- _WHAT THE TASK ASKS_: Each line that holds the word "your" should be returned.

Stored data
= = = = = = =
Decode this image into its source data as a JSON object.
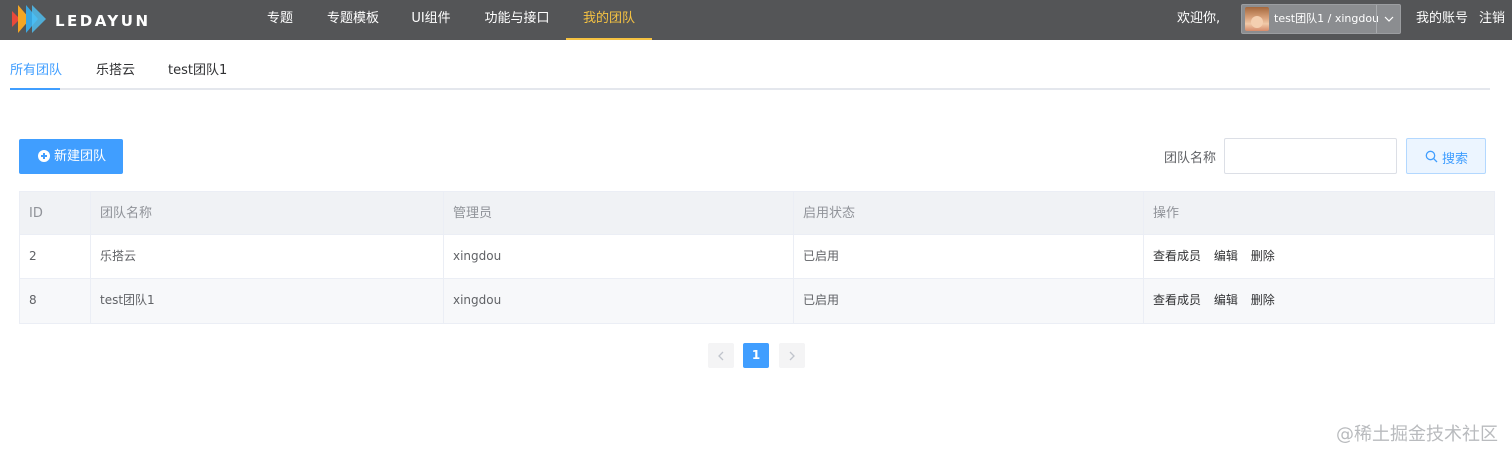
{
  "app": {
    "logo_text": "LEDAYUN",
    "accent_color": "#409eff",
    "active_nav_color": "#f5c242"
  },
  "nav": {
    "items": [
      "专题",
      "专题模板",
      "UI组件",
      "功能与接口",
      "我的团队"
    ],
    "active": "我的团队"
  },
  "header": {
    "welcome": "欢迎你,",
    "user": "test团队1 / xingdou",
    "account_link": "我的账号",
    "logout_link": "注销"
  },
  "tabs": {
    "items": [
      "所有团队",
      "乐搭云",
      "test团队1"
    ],
    "active": "所有团队"
  },
  "toolbar": {
    "new_button": "新建团队",
    "search_label": "团队名称",
    "search_value": "",
    "search_button": "搜索"
  },
  "table": {
    "columns": [
      "ID",
      "团队名称",
      "管理员",
      "启用状态",
      "操作"
    ],
    "rows": [
      {
        "id": "2",
        "name": "乐搭云",
        "admin": "xingdou",
        "status": "已启用"
      },
      {
        "id": "8",
        "name": "test团队1",
        "admin": "xingdou",
        "status": "已启用"
      }
    ],
    "actions": [
      "查看成员",
      "编辑",
      "删除"
    ]
  },
  "pagination": {
    "current_page": "1"
  },
  "watermark": "@稀土掘金技术社区"
}
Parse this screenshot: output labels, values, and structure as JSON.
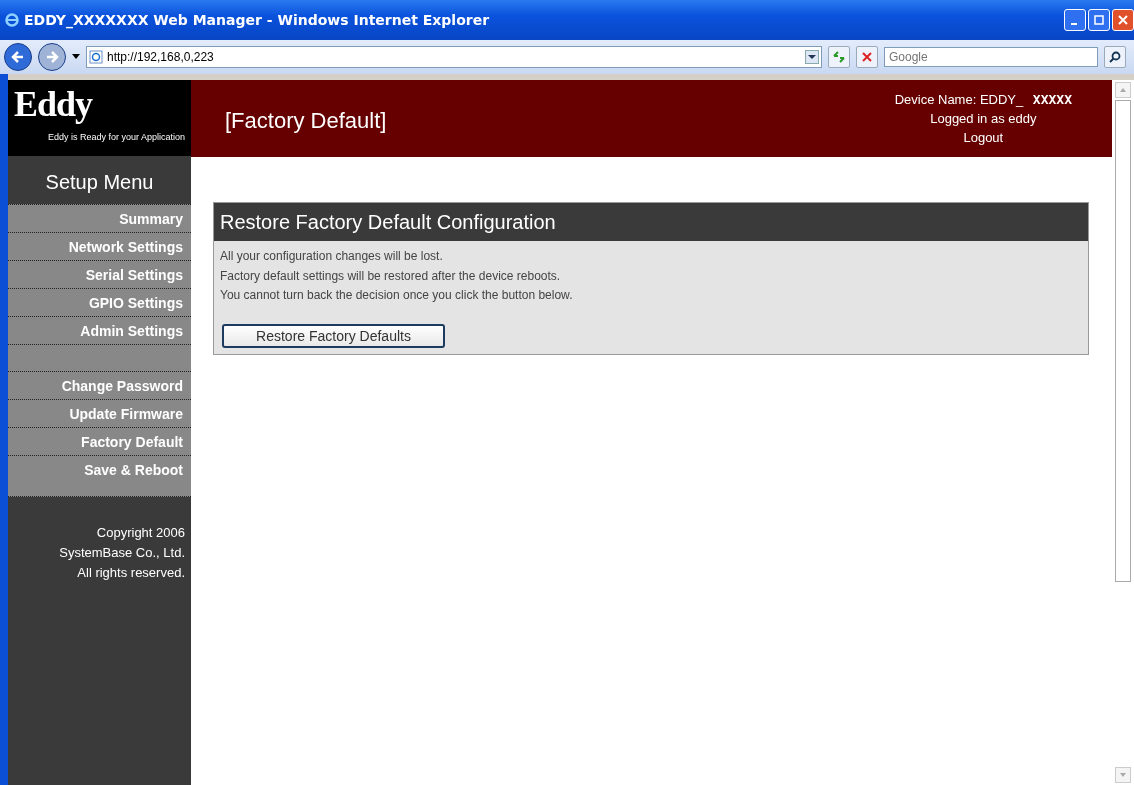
{
  "window": {
    "title": "EDDY_XXXXXXX Web Manager - Windows Internet Explorer"
  },
  "address_bar": {
    "url": "http://192,168,0,223"
  },
  "search": {
    "placeholder": "Google"
  },
  "logo": {
    "name": "Eddy",
    "tagline": "Eddy is Ready for your Application"
  },
  "page_title": "[Factory Default]",
  "device_info": {
    "label": "Device Name: EDDY_ ",
    "value": "XXXXX",
    "user": "Logged in as eddy",
    "logout": "Logout"
  },
  "sidebar": {
    "heading": "Setup Menu",
    "groups": [
      {
        "items": [
          "Summary",
          "Network Settings",
          "Serial Settings",
          "GPIO Settings",
          "Admin Settings"
        ]
      },
      {
        "items": [
          "Change Password",
          "Update Firmware",
          "Factory Default",
          "Save & Reboot"
        ]
      }
    ],
    "copyright": [
      "Copyright 2006",
      "SystemBase Co., Ltd.",
      "All rights reserved."
    ]
  },
  "panel": {
    "title": "Restore Factory Default Configuration",
    "lines": [
      "All your configuration changes will be lost.",
      "Factory default settings will be restored after the device reboots.",
      "You cannot turn back the decision once you click the button below."
    ],
    "button": "Restore Factory Defaults"
  }
}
= = = = = = =
- _EXPECTED OUTPUT_:
    "tagline": "Eddy is Ready for your Application"
      "All your configuration changes will be lost.",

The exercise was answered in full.